__EXERCISE BRIEF__:
Reproduce the records below exactly as given.
begin DATA ENTRIES
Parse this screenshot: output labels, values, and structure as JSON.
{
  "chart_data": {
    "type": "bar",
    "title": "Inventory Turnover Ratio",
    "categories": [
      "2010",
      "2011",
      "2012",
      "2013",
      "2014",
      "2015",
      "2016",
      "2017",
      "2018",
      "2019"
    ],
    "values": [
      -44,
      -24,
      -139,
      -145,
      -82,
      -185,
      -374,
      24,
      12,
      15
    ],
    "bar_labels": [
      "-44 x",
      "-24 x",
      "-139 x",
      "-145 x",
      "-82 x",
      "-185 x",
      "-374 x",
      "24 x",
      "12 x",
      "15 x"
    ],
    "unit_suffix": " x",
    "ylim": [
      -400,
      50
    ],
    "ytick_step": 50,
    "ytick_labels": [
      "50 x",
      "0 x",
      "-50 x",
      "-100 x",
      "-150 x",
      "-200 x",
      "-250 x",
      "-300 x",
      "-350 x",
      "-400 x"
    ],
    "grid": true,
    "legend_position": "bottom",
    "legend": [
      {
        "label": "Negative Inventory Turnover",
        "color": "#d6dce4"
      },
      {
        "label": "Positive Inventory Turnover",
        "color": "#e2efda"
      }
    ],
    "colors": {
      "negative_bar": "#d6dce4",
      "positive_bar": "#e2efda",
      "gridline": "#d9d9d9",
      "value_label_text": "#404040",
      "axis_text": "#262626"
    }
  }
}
end DATA ENTRIES
__RESULT OF THE EXERCISE__:
Parse this screenshot: output labels, values, and structure as JSON.
{
  "chart_data": {
    "type": "bar",
    "title": "Inventory Turnover Ratio",
    "categories": [
      "2010",
      "2011",
      "2012",
      "2013",
      "2014",
      "2015",
      "2016",
      "2017",
      "2018",
      "2019"
    ],
    "values": [
      -44,
      -24,
      -139,
      -145,
      -82,
      -185,
      -374,
      24,
      12,
      15
    ],
    "bar_labels": [
      "-44 x",
      "-24 x",
      "-139 x",
      "-145 x",
      "-82 x",
      "-185 x",
      "-374 x",
      "24 x",
      "12 x",
      "15 x"
    ],
    "unit_suffix": " x",
    "ylim": [
      -400,
      50
    ],
    "ytick_step": 50,
    "ytick_labels": [
      "50 x",
      "0 x",
      "-50 x",
      "-100 x",
      "-150 x",
      "-200 x",
      "-250 x",
      "-300 x",
      "-350 x",
      "-400 x"
    ],
    "grid": true,
    "legend_position": "bottom",
    "legend": [
      {
        "label": "Negative Inventory Turnover",
        "color": "#d6dce4"
      },
      {
        "label": "Positive Inventory Turnover",
        "color": "#e2efda"
      }
    ],
    "colors": {
      "negative_bar": "#d6dce4",
      "positive_bar": "#e2efda",
      "gridline": "#d9d9d9",
      "value_label_text": "#404040",
      "axis_text": "#262626"
    }
  }
}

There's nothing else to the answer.